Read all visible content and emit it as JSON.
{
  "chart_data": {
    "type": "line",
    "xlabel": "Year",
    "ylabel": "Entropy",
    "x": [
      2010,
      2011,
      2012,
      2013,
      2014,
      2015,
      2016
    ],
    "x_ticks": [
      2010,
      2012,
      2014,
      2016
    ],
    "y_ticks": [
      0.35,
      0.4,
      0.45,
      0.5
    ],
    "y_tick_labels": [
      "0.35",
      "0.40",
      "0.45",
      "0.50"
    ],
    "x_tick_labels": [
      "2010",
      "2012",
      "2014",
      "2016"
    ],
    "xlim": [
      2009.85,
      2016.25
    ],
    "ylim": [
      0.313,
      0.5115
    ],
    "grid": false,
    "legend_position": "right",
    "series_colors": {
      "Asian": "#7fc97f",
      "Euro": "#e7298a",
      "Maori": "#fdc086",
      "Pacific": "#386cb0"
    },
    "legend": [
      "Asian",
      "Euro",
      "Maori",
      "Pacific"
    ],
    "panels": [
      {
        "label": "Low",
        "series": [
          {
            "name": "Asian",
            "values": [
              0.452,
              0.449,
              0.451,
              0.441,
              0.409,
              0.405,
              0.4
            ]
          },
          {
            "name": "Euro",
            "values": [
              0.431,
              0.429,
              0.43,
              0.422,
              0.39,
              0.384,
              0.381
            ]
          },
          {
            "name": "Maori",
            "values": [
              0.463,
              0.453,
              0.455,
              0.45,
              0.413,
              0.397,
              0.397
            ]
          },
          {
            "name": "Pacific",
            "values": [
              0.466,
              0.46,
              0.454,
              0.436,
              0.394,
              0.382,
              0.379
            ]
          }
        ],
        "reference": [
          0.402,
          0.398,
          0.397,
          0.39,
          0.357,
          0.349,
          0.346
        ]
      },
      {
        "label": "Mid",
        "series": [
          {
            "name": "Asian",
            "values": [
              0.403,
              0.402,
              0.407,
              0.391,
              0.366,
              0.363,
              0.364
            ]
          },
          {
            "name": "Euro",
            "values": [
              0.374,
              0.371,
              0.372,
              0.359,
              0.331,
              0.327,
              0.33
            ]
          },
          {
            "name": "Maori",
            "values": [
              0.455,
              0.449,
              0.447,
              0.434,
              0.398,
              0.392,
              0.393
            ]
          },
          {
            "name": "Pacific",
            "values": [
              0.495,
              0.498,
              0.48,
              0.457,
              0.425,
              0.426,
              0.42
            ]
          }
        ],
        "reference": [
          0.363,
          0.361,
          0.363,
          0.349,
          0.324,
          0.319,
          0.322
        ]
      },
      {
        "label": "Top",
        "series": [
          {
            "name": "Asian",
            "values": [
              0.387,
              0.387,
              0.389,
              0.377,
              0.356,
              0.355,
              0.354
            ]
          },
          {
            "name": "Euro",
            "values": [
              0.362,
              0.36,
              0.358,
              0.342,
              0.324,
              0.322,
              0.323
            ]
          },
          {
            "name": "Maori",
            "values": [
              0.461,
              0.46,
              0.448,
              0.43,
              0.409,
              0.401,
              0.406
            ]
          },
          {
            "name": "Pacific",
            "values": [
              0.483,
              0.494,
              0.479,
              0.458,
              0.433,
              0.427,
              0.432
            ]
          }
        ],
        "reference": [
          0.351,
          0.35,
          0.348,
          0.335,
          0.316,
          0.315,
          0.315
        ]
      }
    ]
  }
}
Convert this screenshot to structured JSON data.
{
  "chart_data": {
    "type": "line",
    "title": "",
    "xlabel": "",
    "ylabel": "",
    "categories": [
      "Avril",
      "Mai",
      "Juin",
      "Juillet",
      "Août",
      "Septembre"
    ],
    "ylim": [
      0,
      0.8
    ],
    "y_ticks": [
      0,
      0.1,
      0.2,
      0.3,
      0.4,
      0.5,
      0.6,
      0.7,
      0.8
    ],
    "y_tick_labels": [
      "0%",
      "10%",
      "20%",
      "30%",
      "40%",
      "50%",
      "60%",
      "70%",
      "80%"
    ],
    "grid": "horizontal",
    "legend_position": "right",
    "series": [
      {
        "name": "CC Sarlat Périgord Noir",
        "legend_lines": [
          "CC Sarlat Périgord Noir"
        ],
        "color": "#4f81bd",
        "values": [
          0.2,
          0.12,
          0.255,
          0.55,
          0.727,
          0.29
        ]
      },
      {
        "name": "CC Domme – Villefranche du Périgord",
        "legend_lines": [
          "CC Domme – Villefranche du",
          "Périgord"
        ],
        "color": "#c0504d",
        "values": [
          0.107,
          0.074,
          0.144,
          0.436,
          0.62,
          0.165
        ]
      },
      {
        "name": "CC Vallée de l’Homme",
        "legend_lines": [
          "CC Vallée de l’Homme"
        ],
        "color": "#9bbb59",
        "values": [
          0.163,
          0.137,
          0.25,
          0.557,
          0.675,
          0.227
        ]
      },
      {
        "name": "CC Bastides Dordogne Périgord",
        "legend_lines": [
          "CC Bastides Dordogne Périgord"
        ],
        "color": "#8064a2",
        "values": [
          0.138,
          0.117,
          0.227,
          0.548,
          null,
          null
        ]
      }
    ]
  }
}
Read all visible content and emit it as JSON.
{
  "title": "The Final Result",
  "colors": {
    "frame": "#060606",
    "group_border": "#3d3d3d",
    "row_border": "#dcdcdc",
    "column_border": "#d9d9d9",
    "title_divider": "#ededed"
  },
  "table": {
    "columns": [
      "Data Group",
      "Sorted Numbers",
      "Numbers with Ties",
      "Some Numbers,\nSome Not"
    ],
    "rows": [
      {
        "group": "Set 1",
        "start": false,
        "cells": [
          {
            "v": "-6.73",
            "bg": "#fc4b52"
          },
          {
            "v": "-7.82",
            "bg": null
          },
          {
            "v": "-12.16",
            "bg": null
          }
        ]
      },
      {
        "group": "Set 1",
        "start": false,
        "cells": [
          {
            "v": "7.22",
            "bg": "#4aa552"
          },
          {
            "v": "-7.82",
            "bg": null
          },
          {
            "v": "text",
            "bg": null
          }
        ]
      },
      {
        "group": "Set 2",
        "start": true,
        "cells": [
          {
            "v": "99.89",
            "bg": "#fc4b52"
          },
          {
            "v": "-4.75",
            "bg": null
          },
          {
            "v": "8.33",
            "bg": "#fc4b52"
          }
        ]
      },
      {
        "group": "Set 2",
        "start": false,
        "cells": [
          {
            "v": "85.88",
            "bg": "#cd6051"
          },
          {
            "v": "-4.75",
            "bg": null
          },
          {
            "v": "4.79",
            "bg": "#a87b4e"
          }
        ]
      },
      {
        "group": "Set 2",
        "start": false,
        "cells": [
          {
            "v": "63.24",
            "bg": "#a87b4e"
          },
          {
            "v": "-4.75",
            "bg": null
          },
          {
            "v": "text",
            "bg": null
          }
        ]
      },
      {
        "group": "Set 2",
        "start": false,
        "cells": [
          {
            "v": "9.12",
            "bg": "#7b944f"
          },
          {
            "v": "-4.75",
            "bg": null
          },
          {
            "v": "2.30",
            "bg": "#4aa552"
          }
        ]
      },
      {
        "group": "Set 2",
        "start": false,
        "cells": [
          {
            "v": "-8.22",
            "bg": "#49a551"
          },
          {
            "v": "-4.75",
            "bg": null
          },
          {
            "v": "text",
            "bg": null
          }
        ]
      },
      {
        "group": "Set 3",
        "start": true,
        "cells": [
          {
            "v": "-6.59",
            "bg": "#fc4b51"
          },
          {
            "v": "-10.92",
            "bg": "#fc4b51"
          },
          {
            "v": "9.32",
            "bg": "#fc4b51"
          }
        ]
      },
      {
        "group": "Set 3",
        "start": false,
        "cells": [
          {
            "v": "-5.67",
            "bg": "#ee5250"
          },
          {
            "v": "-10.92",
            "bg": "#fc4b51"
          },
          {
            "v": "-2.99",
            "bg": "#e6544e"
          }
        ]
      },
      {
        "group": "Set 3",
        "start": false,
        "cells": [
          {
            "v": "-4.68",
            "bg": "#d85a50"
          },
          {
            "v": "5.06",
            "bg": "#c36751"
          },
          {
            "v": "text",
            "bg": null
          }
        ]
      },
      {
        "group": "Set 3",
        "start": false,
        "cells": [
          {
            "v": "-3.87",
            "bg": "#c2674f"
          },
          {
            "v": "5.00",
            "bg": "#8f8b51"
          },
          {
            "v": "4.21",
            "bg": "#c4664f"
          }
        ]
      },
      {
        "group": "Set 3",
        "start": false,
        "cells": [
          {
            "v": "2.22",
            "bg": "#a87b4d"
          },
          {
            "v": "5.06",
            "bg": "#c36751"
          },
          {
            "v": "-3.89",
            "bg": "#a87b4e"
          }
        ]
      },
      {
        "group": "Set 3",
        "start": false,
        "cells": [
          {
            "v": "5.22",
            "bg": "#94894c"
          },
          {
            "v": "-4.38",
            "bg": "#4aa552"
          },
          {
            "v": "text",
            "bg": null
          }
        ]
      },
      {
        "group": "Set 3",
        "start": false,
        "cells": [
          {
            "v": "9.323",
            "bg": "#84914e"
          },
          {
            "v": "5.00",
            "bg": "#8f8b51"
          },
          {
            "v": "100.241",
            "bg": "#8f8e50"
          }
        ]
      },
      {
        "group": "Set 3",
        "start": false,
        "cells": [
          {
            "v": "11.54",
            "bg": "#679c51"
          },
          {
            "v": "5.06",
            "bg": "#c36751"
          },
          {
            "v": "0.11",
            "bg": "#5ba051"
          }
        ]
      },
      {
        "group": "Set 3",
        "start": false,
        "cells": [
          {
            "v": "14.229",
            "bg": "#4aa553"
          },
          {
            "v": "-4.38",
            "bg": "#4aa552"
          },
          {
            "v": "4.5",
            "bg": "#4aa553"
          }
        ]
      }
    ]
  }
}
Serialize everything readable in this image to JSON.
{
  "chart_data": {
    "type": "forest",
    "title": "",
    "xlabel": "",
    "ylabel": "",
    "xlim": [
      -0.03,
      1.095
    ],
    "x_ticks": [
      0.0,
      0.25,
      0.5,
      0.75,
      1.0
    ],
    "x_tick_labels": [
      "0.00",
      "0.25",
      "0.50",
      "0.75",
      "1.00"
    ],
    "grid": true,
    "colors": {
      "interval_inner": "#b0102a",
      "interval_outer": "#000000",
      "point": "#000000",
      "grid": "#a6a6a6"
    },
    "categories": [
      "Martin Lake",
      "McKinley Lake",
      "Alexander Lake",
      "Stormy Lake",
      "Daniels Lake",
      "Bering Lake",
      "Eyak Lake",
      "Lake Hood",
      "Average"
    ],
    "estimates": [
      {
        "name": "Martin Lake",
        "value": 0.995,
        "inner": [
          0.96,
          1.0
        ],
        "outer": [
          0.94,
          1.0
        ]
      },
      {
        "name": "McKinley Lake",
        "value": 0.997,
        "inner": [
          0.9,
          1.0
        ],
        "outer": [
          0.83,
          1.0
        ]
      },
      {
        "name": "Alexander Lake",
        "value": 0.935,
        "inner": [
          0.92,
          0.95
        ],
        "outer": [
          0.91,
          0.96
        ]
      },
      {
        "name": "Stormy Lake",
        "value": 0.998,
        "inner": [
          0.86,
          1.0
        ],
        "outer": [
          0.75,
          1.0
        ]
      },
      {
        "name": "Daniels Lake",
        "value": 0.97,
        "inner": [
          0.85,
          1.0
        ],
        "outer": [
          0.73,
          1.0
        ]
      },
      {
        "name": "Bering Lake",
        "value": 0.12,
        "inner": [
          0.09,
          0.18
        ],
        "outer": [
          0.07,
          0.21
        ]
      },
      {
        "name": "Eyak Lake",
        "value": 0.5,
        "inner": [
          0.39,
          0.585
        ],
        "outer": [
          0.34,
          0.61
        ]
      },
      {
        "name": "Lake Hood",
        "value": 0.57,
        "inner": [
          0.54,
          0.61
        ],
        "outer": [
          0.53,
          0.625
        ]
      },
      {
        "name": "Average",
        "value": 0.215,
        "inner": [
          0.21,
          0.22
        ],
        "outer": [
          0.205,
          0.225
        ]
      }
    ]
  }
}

## Exercise aim
State only how many lines in the material include "Dordogne".

## Output of the exercise
2